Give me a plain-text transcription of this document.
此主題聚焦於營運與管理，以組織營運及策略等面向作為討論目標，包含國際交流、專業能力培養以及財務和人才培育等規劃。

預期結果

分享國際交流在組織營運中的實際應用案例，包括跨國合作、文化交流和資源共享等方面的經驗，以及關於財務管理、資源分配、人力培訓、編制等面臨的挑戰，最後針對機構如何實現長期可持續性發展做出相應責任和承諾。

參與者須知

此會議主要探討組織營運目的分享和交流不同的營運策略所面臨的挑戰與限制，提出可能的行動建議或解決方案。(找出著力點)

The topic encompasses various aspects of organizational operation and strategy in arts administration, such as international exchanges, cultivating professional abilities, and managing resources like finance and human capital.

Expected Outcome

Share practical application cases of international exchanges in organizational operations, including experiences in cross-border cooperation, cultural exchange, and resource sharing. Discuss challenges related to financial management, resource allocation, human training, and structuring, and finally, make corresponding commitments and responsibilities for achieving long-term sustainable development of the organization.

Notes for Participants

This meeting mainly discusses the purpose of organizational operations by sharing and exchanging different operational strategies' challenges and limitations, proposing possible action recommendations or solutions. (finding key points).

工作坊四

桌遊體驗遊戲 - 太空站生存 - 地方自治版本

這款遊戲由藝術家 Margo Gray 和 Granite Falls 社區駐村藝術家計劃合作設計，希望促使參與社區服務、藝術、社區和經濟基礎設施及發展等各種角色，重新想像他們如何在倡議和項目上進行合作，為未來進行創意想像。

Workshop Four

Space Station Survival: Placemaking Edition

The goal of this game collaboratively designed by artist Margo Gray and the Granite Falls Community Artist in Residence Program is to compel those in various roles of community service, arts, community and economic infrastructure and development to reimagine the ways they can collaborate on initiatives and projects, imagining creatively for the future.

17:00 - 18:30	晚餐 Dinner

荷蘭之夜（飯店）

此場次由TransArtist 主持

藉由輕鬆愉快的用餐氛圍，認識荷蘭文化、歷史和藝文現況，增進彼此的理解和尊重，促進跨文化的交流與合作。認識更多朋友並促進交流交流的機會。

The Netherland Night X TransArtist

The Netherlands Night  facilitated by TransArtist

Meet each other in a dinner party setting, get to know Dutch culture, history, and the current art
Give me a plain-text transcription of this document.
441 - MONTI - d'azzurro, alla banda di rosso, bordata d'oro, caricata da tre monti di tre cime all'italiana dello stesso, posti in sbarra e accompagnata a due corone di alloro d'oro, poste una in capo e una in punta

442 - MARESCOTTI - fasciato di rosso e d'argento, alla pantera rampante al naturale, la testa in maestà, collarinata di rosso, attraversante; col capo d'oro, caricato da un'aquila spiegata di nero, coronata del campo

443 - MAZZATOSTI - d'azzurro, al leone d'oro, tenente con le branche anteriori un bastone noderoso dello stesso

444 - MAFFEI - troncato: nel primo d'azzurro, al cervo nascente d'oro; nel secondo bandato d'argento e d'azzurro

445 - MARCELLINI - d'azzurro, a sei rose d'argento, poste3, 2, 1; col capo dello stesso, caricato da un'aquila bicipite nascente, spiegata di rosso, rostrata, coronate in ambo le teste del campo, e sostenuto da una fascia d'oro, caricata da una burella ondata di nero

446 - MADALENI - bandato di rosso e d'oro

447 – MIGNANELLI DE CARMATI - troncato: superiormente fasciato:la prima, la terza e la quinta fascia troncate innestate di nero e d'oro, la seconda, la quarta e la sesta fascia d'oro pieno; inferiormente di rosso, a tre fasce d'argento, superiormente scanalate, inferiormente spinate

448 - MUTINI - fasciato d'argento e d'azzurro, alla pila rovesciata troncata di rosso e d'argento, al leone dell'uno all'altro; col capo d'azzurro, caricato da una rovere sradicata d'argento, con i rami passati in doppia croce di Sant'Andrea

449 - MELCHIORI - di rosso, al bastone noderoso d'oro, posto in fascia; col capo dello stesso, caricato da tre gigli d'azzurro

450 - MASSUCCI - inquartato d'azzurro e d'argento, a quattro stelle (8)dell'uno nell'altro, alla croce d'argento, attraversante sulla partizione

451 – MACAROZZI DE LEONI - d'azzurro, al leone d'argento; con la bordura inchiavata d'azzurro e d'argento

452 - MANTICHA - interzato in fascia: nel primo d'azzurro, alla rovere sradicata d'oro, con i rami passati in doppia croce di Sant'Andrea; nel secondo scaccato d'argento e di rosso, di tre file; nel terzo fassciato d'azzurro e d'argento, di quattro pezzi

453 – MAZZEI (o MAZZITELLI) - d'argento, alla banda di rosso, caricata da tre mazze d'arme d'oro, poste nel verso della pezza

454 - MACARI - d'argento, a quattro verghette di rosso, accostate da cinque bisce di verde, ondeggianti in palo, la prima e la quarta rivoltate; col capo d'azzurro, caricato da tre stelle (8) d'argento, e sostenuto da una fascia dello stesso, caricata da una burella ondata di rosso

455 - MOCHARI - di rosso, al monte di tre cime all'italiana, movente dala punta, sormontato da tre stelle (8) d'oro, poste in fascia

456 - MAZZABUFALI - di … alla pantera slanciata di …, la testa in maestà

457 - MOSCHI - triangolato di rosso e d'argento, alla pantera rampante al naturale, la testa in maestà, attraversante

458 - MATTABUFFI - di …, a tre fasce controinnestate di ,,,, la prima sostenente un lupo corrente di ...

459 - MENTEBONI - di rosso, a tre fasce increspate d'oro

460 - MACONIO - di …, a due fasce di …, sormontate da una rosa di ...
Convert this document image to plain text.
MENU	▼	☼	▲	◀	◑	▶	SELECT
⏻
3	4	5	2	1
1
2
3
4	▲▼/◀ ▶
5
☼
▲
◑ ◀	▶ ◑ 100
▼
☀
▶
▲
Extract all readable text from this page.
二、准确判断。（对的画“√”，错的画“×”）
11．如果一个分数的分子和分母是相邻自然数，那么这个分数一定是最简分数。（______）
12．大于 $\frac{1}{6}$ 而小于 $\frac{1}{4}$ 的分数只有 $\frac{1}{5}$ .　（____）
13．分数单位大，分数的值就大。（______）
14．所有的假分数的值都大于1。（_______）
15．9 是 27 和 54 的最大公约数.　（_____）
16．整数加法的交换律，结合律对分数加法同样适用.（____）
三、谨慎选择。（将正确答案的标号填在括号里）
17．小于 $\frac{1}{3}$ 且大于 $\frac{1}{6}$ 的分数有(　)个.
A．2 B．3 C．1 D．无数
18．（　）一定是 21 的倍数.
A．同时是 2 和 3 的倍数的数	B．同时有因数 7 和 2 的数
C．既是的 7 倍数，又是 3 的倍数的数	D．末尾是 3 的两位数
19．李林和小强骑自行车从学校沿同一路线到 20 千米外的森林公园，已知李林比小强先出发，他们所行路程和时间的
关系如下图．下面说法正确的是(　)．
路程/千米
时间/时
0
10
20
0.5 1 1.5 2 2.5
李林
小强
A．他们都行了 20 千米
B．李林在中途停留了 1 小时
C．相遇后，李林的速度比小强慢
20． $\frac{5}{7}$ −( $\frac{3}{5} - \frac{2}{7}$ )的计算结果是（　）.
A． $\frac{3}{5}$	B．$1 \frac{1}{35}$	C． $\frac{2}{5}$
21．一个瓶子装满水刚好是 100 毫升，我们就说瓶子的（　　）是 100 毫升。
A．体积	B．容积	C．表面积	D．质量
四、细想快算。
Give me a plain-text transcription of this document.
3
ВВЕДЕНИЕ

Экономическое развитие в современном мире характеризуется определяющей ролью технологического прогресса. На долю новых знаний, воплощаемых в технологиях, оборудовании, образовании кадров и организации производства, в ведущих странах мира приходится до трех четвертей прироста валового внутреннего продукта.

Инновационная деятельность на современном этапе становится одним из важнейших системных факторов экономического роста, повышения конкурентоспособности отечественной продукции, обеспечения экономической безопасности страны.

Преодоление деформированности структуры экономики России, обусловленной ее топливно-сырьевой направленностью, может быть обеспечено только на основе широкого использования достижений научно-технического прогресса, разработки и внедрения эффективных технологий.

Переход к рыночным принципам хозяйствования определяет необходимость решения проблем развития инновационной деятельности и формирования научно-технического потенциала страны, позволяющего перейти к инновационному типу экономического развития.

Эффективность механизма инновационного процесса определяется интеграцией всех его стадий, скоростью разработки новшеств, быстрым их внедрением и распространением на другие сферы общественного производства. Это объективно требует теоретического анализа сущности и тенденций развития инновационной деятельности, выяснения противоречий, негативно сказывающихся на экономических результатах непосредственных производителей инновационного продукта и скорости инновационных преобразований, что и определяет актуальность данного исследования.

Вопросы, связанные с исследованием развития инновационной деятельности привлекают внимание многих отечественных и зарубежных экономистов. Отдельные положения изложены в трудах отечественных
·····
WHAT NEEDS TO BE DONE:
Tell how many lines contain the word "sradicata", using only the number.

RESULT FOR THIS EXERCISE:
2